WHAT THE TASK REQUIRES
Output the material beneath exactly, leaving nothing out.

Data entries
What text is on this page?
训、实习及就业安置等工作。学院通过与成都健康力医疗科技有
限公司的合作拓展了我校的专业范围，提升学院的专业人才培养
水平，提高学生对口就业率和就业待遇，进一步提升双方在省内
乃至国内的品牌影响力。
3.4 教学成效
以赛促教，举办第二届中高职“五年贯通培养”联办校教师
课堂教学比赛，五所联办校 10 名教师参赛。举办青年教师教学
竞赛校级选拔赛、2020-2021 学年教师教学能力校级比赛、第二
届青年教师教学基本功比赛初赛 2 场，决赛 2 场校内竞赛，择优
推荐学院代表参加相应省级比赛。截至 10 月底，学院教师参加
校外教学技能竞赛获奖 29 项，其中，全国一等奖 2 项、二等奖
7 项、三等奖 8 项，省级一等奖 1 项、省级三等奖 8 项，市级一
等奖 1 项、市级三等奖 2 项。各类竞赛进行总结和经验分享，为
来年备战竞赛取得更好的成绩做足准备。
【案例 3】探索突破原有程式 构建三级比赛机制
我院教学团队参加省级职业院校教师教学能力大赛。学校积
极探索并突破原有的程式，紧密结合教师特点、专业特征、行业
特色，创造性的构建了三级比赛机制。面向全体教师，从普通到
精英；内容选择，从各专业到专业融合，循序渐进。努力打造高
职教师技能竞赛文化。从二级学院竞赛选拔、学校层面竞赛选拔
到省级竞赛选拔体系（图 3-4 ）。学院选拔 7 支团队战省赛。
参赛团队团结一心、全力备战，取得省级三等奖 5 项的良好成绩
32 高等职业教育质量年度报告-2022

WRITTEN REPLY
What text is on this page?
训、实习及就业安置等工作。学院通过与成都健康力医疗科技有
限公司的合作拓展了我校的专业范围，提升学院的专业人才培养
水平，提高学生对口就业率和就业待遇，进一步提升双方在省内
乃至国内的品牌影响力。
3.4 教学成效
以赛促教，举办第二届中高职“五年贯通培养”联办校教师
课堂教学比赛，五所联办校 10 名教师参赛。举办青年教师教学
竞赛校级选拔赛、2020-2021 学年教师教学能力校级比赛、第二
届青年教师教学基本功比赛初赛 2 场，决赛 2 场校内竞赛，择优
推荐学院代表参加相应省级比赛。截至 10 月底，学院教师参加
校外教学技能竞赛获奖 29 项，其中，全国一等奖 2 项、二等奖
7 项、三等奖 8 项，省级一等奖 1 项、省级三等奖 8 项，市级一
等奖 1 项、市级三等奖 2 项。各类竞赛进行总结和经验分享，为
来年备战竞赛取得更好的成绩做足准备。
【案例 3】探索突破原有程式 构建三级比赛机制
我院教学团队参加省级职业院校教师教学能力大赛。学校积
极探索并突破原有的程式，紧密结合教师特点、专业特征、行业
特色，创造性的构建了三级比赛机制。面向全体教师，从普通到
精英；内容选择，从各专业到专业融合，循序渐进。努力打造高
职教师技能竞赛文化。从二级学院竞赛选拔、学校层面竞赛选拔
到省级竞赛选拔体系（图 3-4 ）。学院选拔 7 支团队战省赛。
参赛团队团结一心、全力备战，取得省级三等奖 5 项的良好成绩
32 高等职业教育质量年度报告-2022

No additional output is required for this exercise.